┌──

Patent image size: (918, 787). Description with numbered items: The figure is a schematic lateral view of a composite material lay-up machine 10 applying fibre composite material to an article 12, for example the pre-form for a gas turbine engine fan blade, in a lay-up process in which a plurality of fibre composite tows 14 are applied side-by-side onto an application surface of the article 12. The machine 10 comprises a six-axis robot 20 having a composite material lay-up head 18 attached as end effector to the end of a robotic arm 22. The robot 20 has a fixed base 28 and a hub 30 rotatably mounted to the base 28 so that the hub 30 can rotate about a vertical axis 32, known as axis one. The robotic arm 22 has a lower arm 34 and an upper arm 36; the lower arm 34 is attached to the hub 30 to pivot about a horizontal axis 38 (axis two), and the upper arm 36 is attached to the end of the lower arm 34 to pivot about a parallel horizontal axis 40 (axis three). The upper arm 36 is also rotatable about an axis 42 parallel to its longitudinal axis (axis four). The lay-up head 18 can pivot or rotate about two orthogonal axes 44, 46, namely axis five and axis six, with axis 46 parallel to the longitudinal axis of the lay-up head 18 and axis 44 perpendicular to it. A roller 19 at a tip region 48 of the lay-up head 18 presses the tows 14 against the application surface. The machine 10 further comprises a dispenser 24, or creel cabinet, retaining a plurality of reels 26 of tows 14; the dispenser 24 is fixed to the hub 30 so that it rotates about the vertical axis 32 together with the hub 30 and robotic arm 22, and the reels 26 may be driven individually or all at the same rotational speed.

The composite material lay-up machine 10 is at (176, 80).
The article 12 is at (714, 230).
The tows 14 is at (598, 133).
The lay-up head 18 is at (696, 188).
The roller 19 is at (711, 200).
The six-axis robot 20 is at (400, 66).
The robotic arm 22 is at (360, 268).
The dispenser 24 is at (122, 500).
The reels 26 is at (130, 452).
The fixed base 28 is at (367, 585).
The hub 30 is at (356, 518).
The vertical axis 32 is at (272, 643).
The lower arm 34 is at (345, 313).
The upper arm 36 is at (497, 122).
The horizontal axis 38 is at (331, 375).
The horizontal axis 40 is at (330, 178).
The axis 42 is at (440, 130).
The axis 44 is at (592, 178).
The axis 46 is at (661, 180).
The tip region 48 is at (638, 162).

└──

• _What the task asks_
Rewrite the entries above, changing "lateral view" to "side view" and keeping every other word the same.

• _Worked answer_
Patent image size: (918, 787). Description with numbered items: The figure is a schematic side view of a composite material lay-up machine 10 applying fibre composite material to an article 12, for example the pre-form for a gas turbine engine fan blade, in a lay-up process in which a plurality of fibre composite tows 14 are applied side-by-side onto an application surface of the article 12. The machine 10 comprises a six-axis robot 20 having a composite material lay-up head 18 attached as end effector to the end of a robotic arm 22. The robot 20 has a fixed base 28 and a hub 30 rotatably mounted to the base 28 so that the hub 30 can rotate about a vertical axis 32, known as axis one. The robotic arm 22 has a lower arm 34 and an upper arm 36; the lower arm 34 is attached to the hub 30 to pivot about a horizontal axis 38 (axis two), and the upper arm 36 is attached to the end of the lower arm 34 to pivot about a parallel horizontal axis 40 (axis three). The upper arm 36 is also rotatable about an axis 42 parallel to its longitudinal axis (axis four). The lay-up head 18 can pivot or rotate about two orthogonal axes 44, 46, namely axis five and axis six, with axis 46 parallel to the longitudinal axis of the lay-up head 18 and axis 44 perpendicular to it. A roller 19 at a tip region 48 of the lay-up head 18 presses the tows 14 against the application surface. The machine 10 further comprises a dispenser 24, or creel cabinet, retaining a plurality of reels 26 of tows 14; the dispenser 24 is fixed to the hub 30 so that it rotates about the vertical axis 32 together with the hub 30 and robotic arm 22, and the reels 26 may be driven individually or all at the same rotational speed.

The composite material lay-up machine 10 is at (176, 80).
The article 12 is at (714, 230).
The tows 14 is at (598, 133).
The lay-up head 18 is at (696, 188).
The roller 19 is at (711, 200).
The six-axis robot 20 is at (400, 66).
The robotic arm 22 is at (360, 268).
The dispenser 24 is at (122, 500).
The reels 26 is at (130, 452).
The fixed base 28 is at (367, 585).
The hub 30 is at (356, 518).
The vertical axis 32 is at (272, 643).
The lower arm 34 is at (345, 313).
The upper arm 36 is at (497, 122).
The horizontal axis 38 is at (331, 375).
The horizontal axis 40 is at (330, 178).
The axis 42 is at (440, 130).
The axis 44 is at (592, 178).
The axis 46 is at (661, 180).
The tip region 48 is at (638, 162).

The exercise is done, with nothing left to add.